- _Set exercise_: Reproduce the entries exactly.

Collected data
--*--

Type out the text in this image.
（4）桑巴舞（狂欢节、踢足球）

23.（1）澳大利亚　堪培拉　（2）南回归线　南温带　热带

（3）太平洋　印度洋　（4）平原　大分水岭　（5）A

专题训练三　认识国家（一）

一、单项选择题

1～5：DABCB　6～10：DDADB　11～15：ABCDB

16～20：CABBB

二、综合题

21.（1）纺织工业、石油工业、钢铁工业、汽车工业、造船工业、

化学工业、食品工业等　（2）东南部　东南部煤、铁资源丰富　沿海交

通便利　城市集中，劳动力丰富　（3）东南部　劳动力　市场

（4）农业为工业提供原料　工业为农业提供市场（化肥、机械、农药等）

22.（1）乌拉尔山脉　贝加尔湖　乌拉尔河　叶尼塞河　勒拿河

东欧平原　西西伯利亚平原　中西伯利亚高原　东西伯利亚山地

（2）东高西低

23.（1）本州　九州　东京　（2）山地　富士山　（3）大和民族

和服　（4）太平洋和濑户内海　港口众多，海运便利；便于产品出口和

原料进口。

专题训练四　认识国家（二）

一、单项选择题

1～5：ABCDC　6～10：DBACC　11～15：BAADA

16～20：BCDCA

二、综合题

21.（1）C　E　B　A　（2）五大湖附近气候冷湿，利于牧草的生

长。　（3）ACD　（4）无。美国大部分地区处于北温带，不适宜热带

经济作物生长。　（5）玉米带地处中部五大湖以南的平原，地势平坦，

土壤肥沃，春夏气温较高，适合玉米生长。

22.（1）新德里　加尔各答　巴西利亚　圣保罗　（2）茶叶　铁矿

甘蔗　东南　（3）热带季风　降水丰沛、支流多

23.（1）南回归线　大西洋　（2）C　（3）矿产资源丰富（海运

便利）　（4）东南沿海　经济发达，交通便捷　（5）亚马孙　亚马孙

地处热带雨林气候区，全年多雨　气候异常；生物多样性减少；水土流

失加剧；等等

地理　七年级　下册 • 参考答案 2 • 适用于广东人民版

--*--

- _Answer in full_:
Type out the text in this image.
（4）桑巴舞（狂欢节、踢足球）

23.（1）澳大利亚　堪培拉　（2）南回归线　南温带　热带

（3）太平洋　印度洋　（4）平原　大分水岭　（5）A

专题训练三　认识国家（一）

一、单项选择题

1～5：DABCB　6～10：DDADB　11～15：ABCDB

16～20：CABBB

二、综合题

21.（1）纺织工业、石油工业、钢铁工业、汽车工业、造船工业、

化学工业、食品工业等　（2）东南部　东南部煤、铁资源丰富　沿海交

通便利　城市集中，劳动力丰富　（3）东南部　劳动力　市场

（4）农业为工业提供原料　工业为农业提供市场（化肥、机械、农药等）

22.（1）乌拉尔山脉　贝加尔湖　乌拉尔河　叶尼塞河　勒拿河

东欧平原　西西伯利亚平原　中西伯利亚高原　东西伯利亚山地

（2）东高西低

23.（1）本州　九州　东京　（2）山地　富士山　（3）大和民族

和服　（4）太平洋和濑户内海　港口众多，海运便利；便于产品出口和

原料进口。

专题训练四　认识国家（二）

一、单项选择题

1～5：ABCDC　6～10：DBACC　11～15：BAADA

16～20：BCDCA

二、综合题

21.（1）C　E　B　A　（2）五大湖附近气候冷湿，利于牧草的生

长。　（3）ACD　（4）无。美国大部分地区处于北温带，不适宜热带

经济作物生长。　（5）玉米带地处中部五大湖以南的平原，地势平坦，

土壤肥沃，春夏气温较高，适合玉米生长。

22.（1）新德里　加尔各答　巴西利亚　圣保罗　（2）茶叶　铁矿

甘蔗　东南　（3）热带季风　降水丰沛、支流多

23.（1）南回归线　大西洋　（2）C　（3）矿产资源丰富（海运

便利）　（4）东南沿海　经济发达，交通便捷　（5）亚马孙　亚马孙

地处热带雨林气候区，全年多雨　气候异常；生物多样性减少；水土流

失加剧；等等

地理　七年级　下册 • 参考答案 2 • 适用于广东人民版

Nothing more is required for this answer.